## To do
Find all the lines with "stimulus" and gather them.

## Data for processing

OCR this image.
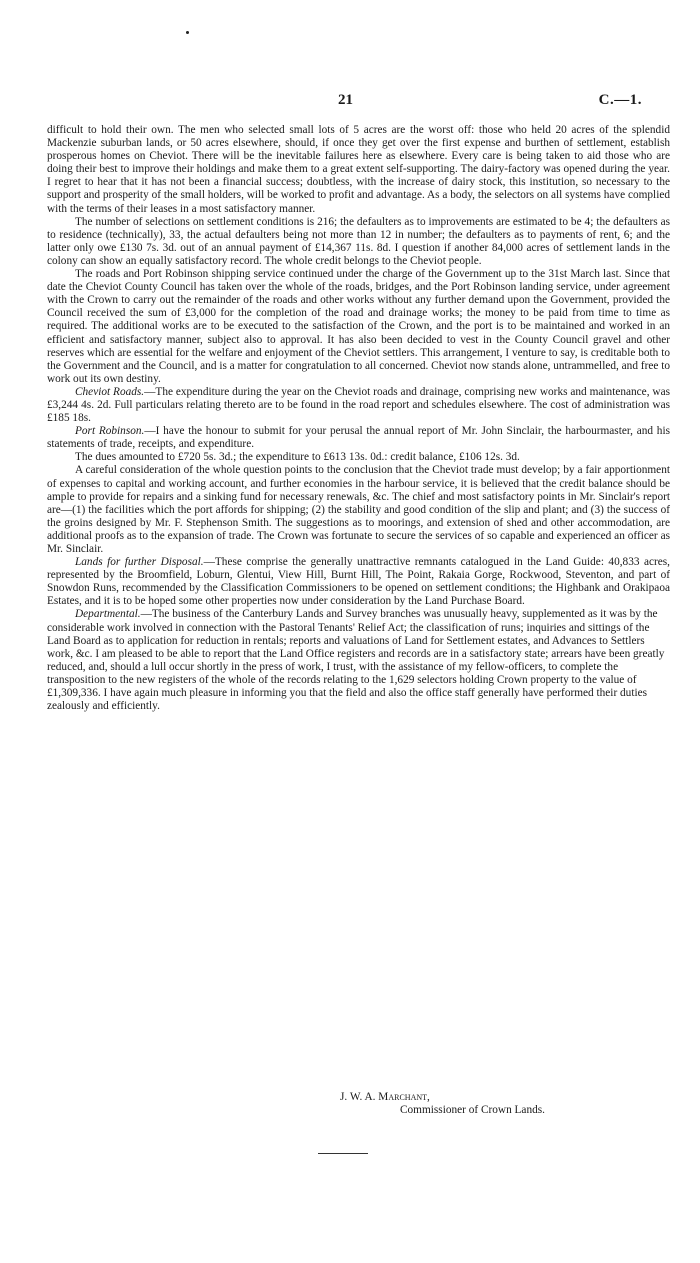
21	C.—1.

difficult to hold their own. The men who selected small lots of 5 acres are the worst off: those who held 20 acres of the splendid Mackenzie suburban lands, or 50 acres elsewhere, should, if once they get over the first expense and burthen of settlement, establish prosperous homes on Cheviot. There will be the inevitable failures here as elsewhere. Every care is being taken to aid those who are doing their best to improve their holdings and make them to a great extent self-supporting. The dairy-factory was opened during the year. I regret to hear that it has not been a financial success; doubtless, with the increase of dairy stock, this institution, so necessary to the support and prosperity of the small holders, will be worked to profit and advantage. As a body, the selectors on all systems have complied with the terms of their leases in a most satisfactory manner.

The number of selections on settlement conditions is 216; the defaulters as to improvements are estimated to be 4; the defaulters as to residence (technically), 33, the actual defaulters being not more than 12 in number; the defaulters as to payments of rent, 6; and the latter only owe £130 7s. 3d. out of an annual payment of £14,367 11s. 8d. I question if another 84,000 acres of settlement lands in the colony can show an equally satisfactory record. The whole credit belongs to the Cheviot people.

The roads and Port Robinson shipping service continued under the charge of the Government up to the 31st March last. Since that date the Cheviot County Council has taken over the whole of the roads, bridges, and the Port Robinson landing service, under agreement with the Crown to carry out the remainder of the roads and other works without any further demand upon the Government, provided the Council received the sum of £3,000 for the completion of the road and drainage works; the money to be paid from time to time as required. The additional works are to be executed to the satisfaction of the Crown, and the port is to be maintained and worked in an efficient and satisfactory manner, subject also to approval. It has also been decided to vest in the County Council gravel and other reserves which are essential for the welfare and enjoyment of the Cheviot settlers. This arrangement, I venture to say, is creditable both to the Government and the Council, and is a matter for congratulation to all concerned. Cheviot now stands alone, untrammelled, and free to work out its own destiny.

Cheviot Roads.—The expenditure during the year on the Cheviot roads and drainage, comprising new works and maintenance, was £3,244 4s. 2d. Full particulars relating thereto are to be found in the road report and schedules elsewhere. The cost of administration was £185 18s.

Port Robinson.—I have the honour to submit for your perusal the annual report of Mr. John Sinclair, the harbourmaster, and his statements of trade, receipts, and expenditure.

The dues amounted to £720 5s. 3d.; the expenditure to £613 13s. 0d.: credit balance, £106 12s. 3d.

A careful consideration of the whole question points to the conclusion that the Cheviot trade must develop; by a fair apportionment of expenses to capital and working account, and further economies in the harbour service, it is believed that the credit balance should be ample to provide for repairs and a sinking fund for necessary renewals, &c. The chief and most satisfactory points in Mr. Sinclair's report are—(1) the facilities which the port affords for shipping; (2) the stability and good condition of the slip and plant; and (3) the success of the groins designed by Mr. F. Stephenson Smith. The suggestions as to moorings, and extension of shed and other accommodation, are additional proofs as to the expansion of trade. The Crown was fortunate to secure the services of so capable and experienced an officer as Mr. Sinclair.

Lands for further Disposal.—These comprise the generally unattractive remnants catalogued in the Land Guide: 40,833 acres, represented by the Broomfield, Loburn, Glentui, View Hill, Burnt Hill, The Point, Rakaia Gorge, Rockwood, Steventon, and part of Snowdon Runs, recommended by the Classification Commissioners to be opened on settlement conditions; the Highbank and Orakipaoa Estates, and it is to be hoped some other properties now under consideration by the Land Purchase Board.

Departmental.—The business of the Canterbury Lands and Survey branches was unusually heavy, supplemented as it was by the considerable work involved in connection with the Pastoral Tenants' Relief Act; the classification of runs; inquiries and sittings of the Land Board as to application for reduction in rentals; reports and valuations of Land for Settlement estates, and Advances to Settlers work, &c. I am pleased to be able to report that the Land Office registers and records are in a satisfactory state; arrears have been greatly reduced, and, should a lull occur shortly in the press of work, I trust, with the assistance of my fellow-officers, to complete the transposition to the new registers of the whole of the records relating to the 1,629 selectors holding Crown property to the value of £1,309,336. I have again much pleasure in informing you that the field and also the office staff generally have performed their duties zealously and efficiently.

J. W. A. Marchant,
Commissioner of Crown Lands.
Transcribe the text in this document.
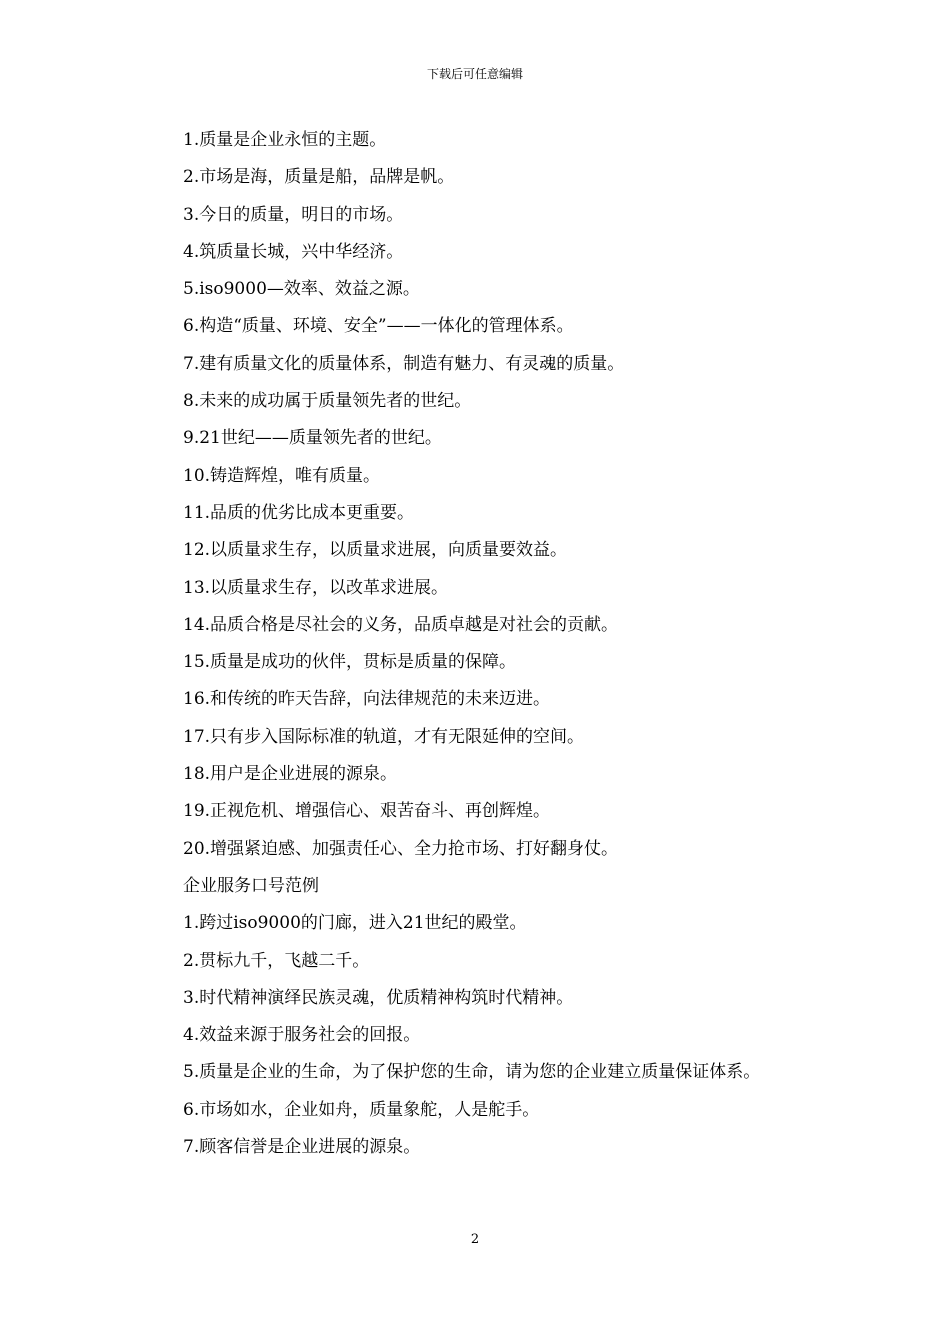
下载后可任意编辑

1.质量是企业永恒的主题。

2.市场是海，质量是船，品牌是帆。

3.今日的质量，明日的市场。

4.筑质量长城，兴中华经济。

5.iso9000—效率、效益之源。

6.构造“质量、环境、安全”——一体化的管理体系。

7.建有质量文化的质量体系，制造有魅力、有灵魂的质量。

8.未来的成功属于质量领先者的世纪。

9.21世纪——质量领先者的世纪。

10.铸造辉煌，唯有质量。

11.品质的优劣比成本更重要。

12.以质量求生存，以质量求进展，向质量要效益。

13.以质量求生存，以改革求进展。

14.品质合格是尽社会的义务，品质卓越是对社会的贡献。

15.质量是成功的伙伴，贯标是质量的保障。

16.和传统的昨天告辞，向法律规范的未来迈进。

17.只有步入国际标准的轨道，才有无限延伸的空间。

18.用户是企业进展的源泉。

19.正视危机、增强信心、艰苦奋斗、再创辉煌。

20.增强紧迫感、加强责任心、全力抢市场、打好翻身仗。

企业服务口号范例

1.跨过iso9000的门廊，进入21世纪的殿堂。

2.贯标九千，飞越二千。

3.时代精神演绎民族灵魂，优质精神构筑时代精神。

4.效益来源于服务社会的回报。

5.质量是企业的生命，为了保护您的生命，请为您的企业建立质量保证体系。

6.市场如水，企业如舟，质量象舵，人是舵手。

7.顾客信誉是企业进展的源泉。

2
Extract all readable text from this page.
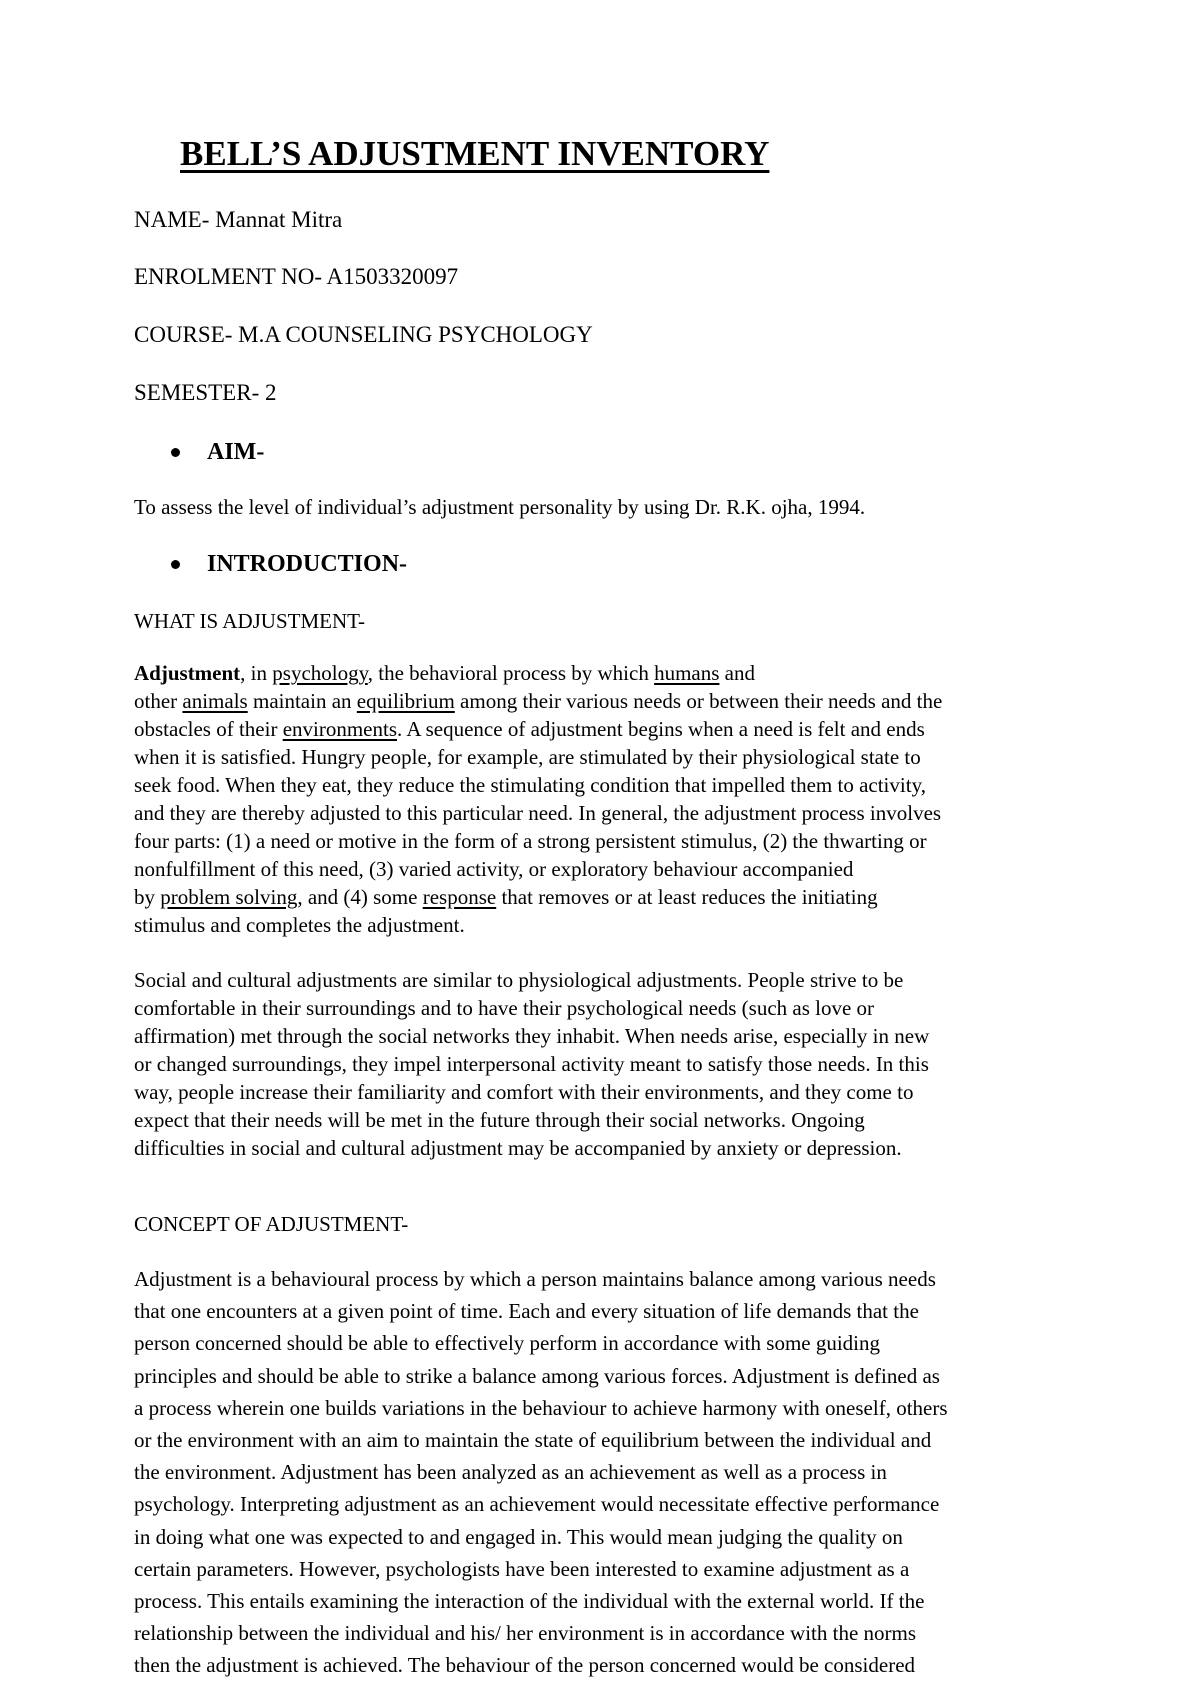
BELL’S ADJUSTMENT INVENTORY
NAME- Mannat Mitra
ENROLMENT NO- A1503320097
COURSE- M.A COUNSELING PSYCHOLOGY
SEMESTER- 2
AIM-
To assess the level of individual’s adjustment personality by using Dr. R.K. ojha, 1994.
INTRODUCTION-
WHAT IS ADJUSTMENT-
Adjustment, in psychology, the behavioral process by which humans and
other animals maintain an equilibrium among their various needs or between their needs and the
obstacles of their environments. A sequence of adjustment begins when a need is felt and ends
when it is satisfied. Hungry people, for example, are stimulated by their physiological state to
seek food. When they eat, they reduce the stimulating condition that impelled them to activity,
and they are thereby adjusted to this particular need. In general, the adjustment process involves
four parts: (1) a need or motive in the form of a strong persistent stimulus, (2) the thwarting or
nonfulfillment of this need, (3) varied activity, or exploratory behaviour accompanied
by problem solving, and (4) some response that removes or at least reduces the initiating
stimulus and completes the adjustment.
Social and cultural adjustments are similar to physiological adjustments. People strive to be
comfortable in their surroundings and to have their psychological needs (such as love or
affirmation) met through the social networks they inhabit. When needs arise, especially in new
or changed surroundings, they impel interpersonal activity meant to satisfy those needs. In this
way, people increase their familiarity and comfort with their environments, and they come to
expect that their needs will be met in the future through their social networks. Ongoing
difficulties in social and cultural adjustment may be accompanied by anxiety or depression.
CONCEPT OF ADJUSTMENT-
Adjustment is a behavioural process by which a person maintains balance among various needs
that one encounters at a given point of time. Each and every situation of life demands that the
person concerned should be able to effectively perform in accordance with some guiding
principles and should be able to strike a balance among various forces. Adjustment is defined as
a process wherein one builds variations in the behaviour to achieve harmony with oneself, others
or the environment with an aim to maintain the state of equilibrium between the individual and
the environment. Adjustment has been analyzed as an achievement as well as a process in
psychology. Interpreting adjustment as an achievement would necessitate effective performance
in doing what one was expected to and engaged in. This would mean judging the quality on
certain parameters. However, psychologists have been interested to examine adjustment as a
process. This entails examining the interaction of the individual with the external world. If the
relationship between the individual and his/ her environment is in accordance with the norms
then the adjustment is achieved. The behaviour of the person concerned would be considered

## Complete output
four parts: (1) a need or motive in the form of a strong persistent stimulus, (2) the thwarting or
stimulus and completes the adjustment.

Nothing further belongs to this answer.